Given instruction:
Repeat every record below exactly as written.

Source material:

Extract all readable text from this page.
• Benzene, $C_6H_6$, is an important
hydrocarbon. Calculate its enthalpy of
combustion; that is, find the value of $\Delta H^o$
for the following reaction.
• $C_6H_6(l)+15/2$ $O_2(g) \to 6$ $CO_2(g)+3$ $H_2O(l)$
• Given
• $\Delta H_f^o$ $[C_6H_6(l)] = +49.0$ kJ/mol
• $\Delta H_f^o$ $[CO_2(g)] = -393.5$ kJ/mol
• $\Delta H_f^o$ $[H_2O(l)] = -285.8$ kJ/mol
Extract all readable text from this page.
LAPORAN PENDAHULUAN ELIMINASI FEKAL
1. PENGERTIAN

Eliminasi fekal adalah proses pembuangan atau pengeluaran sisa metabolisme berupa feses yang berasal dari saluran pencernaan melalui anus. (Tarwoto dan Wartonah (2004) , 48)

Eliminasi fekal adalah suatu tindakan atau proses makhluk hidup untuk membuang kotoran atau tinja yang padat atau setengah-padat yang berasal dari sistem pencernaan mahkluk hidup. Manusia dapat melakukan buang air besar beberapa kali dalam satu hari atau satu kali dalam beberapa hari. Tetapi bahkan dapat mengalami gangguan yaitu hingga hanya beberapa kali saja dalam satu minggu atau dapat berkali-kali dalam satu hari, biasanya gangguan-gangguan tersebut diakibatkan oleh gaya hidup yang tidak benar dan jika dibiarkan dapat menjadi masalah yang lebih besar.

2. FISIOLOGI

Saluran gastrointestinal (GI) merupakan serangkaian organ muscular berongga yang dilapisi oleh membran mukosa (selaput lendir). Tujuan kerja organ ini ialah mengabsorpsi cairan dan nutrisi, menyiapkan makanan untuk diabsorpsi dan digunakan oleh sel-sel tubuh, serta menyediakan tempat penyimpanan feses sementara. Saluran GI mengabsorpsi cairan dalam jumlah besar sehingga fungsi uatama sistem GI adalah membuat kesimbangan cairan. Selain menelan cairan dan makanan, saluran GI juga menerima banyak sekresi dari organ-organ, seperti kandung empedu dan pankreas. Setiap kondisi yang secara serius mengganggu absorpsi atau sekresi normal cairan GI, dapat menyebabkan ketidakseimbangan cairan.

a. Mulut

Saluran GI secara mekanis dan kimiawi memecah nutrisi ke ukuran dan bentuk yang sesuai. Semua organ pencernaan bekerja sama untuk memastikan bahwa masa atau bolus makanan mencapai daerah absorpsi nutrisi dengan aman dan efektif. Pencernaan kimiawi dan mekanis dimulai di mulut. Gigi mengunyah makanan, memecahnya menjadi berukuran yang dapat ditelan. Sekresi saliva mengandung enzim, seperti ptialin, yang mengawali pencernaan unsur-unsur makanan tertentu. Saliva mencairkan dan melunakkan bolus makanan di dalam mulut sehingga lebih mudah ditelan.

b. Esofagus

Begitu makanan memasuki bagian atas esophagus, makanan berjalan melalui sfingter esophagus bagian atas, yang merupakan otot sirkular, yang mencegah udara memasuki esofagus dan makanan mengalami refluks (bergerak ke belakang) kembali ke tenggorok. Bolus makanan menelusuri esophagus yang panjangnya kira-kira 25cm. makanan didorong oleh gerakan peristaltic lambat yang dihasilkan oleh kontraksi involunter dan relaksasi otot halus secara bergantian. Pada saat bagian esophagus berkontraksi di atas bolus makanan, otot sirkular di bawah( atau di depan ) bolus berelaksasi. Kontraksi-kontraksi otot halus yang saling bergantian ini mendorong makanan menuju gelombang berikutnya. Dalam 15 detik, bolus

Answer to the exercise:
Extract all readable text from this page.
• Benzene, $C_6H_6$, is an important
hydrocarbon. Calculate its enthalpy of
combustion; that is, find the value of $\Delta H^o$
for the following reaction.
• $C_6H_6(l)+15/2$ $O_2(g) \to 6$ $CO_2(g)+3$ $H_2O(l)$
• Given
• $\Delta H_f^o$ $[C_6H_6(l)] = +49.0$ kJ/mol
• $\Delta H_f^o$ $[CO_2(g)] = -393.5$ kJ/mol
• $\Delta H_f^o$ $[H_2O(l)] = -285.8$ kJ/mol
Extract all readable text from this page.
LAPORAN PENDAHULUAN ELIMINASI FEKAL
1. PENGERTIAN

Eliminasi fekal adalah proses pembuangan atau pengeluaran sisa metabolisme berupa feses yang berasal dari saluran pencernaan melalui anus. (Tarwoto dan Wartonah (2004) , 48)

Eliminasi fekal adalah suatu tindakan atau proses makhluk hidup untuk membuang kotoran atau tinja yang padat atau setengah-padat yang berasal dari sistem pencernaan mahkluk hidup. Manusia dapat melakukan buang air besar beberapa kali dalam satu hari atau satu kali dalam beberapa hari. Tetapi bahkan dapat mengalami gangguan yaitu hingga hanya beberapa kali saja dalam satu minggu atau dapat berkali-kali dalam satu hari, biasanya gangguan-gangguan tersebut diakibatkan oleh gaya hidup yang tidak benar dan jika dibiarkan dapat menjadi masalah yang lebih besar.

2. FISIOLOGI

Saluran gastrointestinal (GI) merupakan serangkaian organ muscular berongga yang dilapisi oleh membran mukosa (selaput lendir). Tujuan kerja organ ini ialah mengabsorpsi cairan dan nutrisi, menyiapkan makanan untuk diabsorpsi dan digunakan oleh sel-sel tubuh, serta menyediakan tempat penyimpanan feses sementara. Saluran GI mengabsorpsi cairan dalam jumlah besar sehingga fungsi uatama sistem GI adalah membuat kesimbangan cairan. Selain menelan cairan dan makanan, saluran GI juga menerima banyak sekresi dari organ-organ, seperti kandung empedu dan pankreas. Setiap kondisi yang secara serius mengganggu absorpsi atau sekresi normal cairan GI, dapat menyebabkan ketidakseimbangan cairan.

a. Mulut

Saluran GI secara mekanis dan kimiawi memecah nutrisi ke ukuran dan bentuk yang sesuai. Semua organ pencernaan bekerja sama untuk memastikan bahwa masa atau bolus makanan mencapai daerah absorpsi nutrisi dengan aman dan efektif. Pencernaan kimiawi dan mekanis dimulai di mulut. Gigi mengunyah makanan, memecahnya menjadi berukuran yang dapat ditelan. Sekresi saliva mengandung enzim, seperti ptialin, yang mengawali pencernaan unsur-unsur makanan tertentu. Saliva mencairkan dan melunakkan bolus makanan di dalam mulut sehingga lebih mudah ditelan.

b. Esofagus

Begitu makanan memasuki bagian atas esophagus, makanan berjalan melalui sfingter esophagus bagian atas, yang merupakan otot sirkular, yang mencegah udara memasuki esofagus dan makanan mengalami refluks (bergerak ke belakang) kembali ke tenggorok. Bolus makanan menelusuri esophagus yang panjangnya kira-kira 25cm. makanan didorong oleh gerakan peristaltic lambat yang dihasilkan oleh kontraksi involunter dan relaksasi otot halus secara bergantian. Pada saat bagian esophagus berkontraksi di atas bolus makanan, otot sirkular di bawah( atau di depan ) bolus berelaksasi. Kontraksi-kontraksi otot halus yang saling bergantian ini mendorong makanan menuju gelombang berikutnya. Dalam 15 detik, bolus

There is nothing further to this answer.